Collected data

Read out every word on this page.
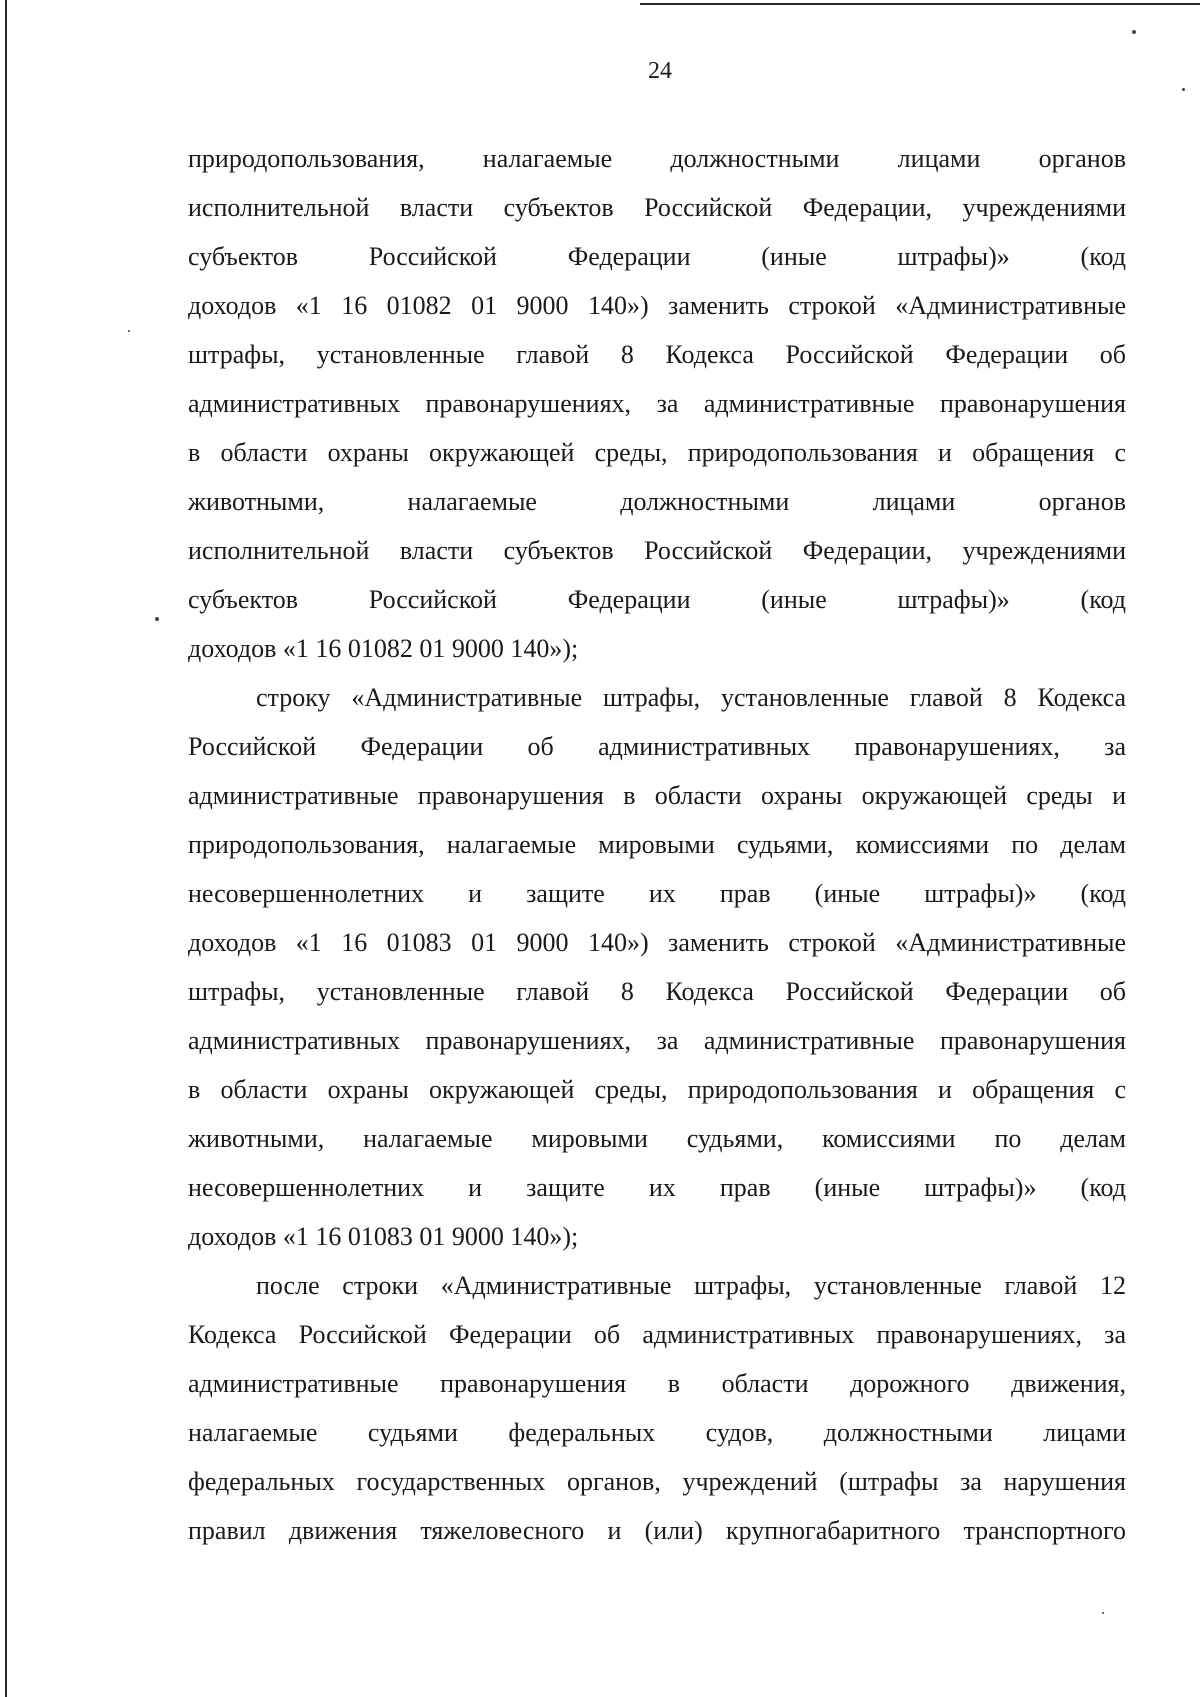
24
природопользования, налагаемые должностными лицами органов
исполнительной власти субъектов Российской Федерации, учреждениями
субъектов Российской Федерации (иные штрафы)» (код
доходов «1 16 01082 01 9000 140») заменить строкой «Административные
штрафы, установленные главой 8 Кодекса Российской Федерации об
административных правонарушениях, за административные правонарушения
в области охраны окружающей среды, природопользования и обращения с
животными, налагаемые должностными лицами органов
исполнительной власти субъектов Российской Федерации, учреждениями
субъектов Российской Федерации (иные штрафы)» (код
доходов «1 16 01082 01 9000 140»);
строку «Административные штрафы, установленные главой 8 Кодекса
Российской Федерации об административных правонарушениях, за
административные правонарушения в области охраны окружающей среды и
природопользования, налагаемые мировыми судьями, комиссиями по делам
несовершеннолетних и защите их прав (иные штрафы)» (код
доходов «1 16 01083 01 9000 140») заменить строкой «Административные
штрафы, установленные главой 8 Кодекса Российской Федерации об
административных правонарушениях, за административные правонарушения
в области охраны окружающей среды, природопользования и обращения с
животными, налагаемые мировыми судьями, комиссиями по делам
несовершеннолетних и защите их прав (иные штрафы)» (код
доходов «1 16 01083 01 9000 140»);
после строки «Административные штрафы, установленные главой 12
Кодекса Российской Федерации об административных правонарушениях, за
административные правонарушения в области дорожного движения,
налагаемые судьями федеральных судов, должностными лицами
федеральных государственных органов, учреждений (штрафы за нарушения
правил движения тяжеловесного и (или) крупногабаритного транспортного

The task: Copy out every line holding the string "установленные".

Solution below:
штрафы, установленные главой 8 Кодекса Российской Федерации об
строку «Административные штрафы, установленные главой 8 Кодекса
штрафы, установленные главой 8 Кодекса Российской Федерации об
после строки «Административные штрафы, установленные главой 12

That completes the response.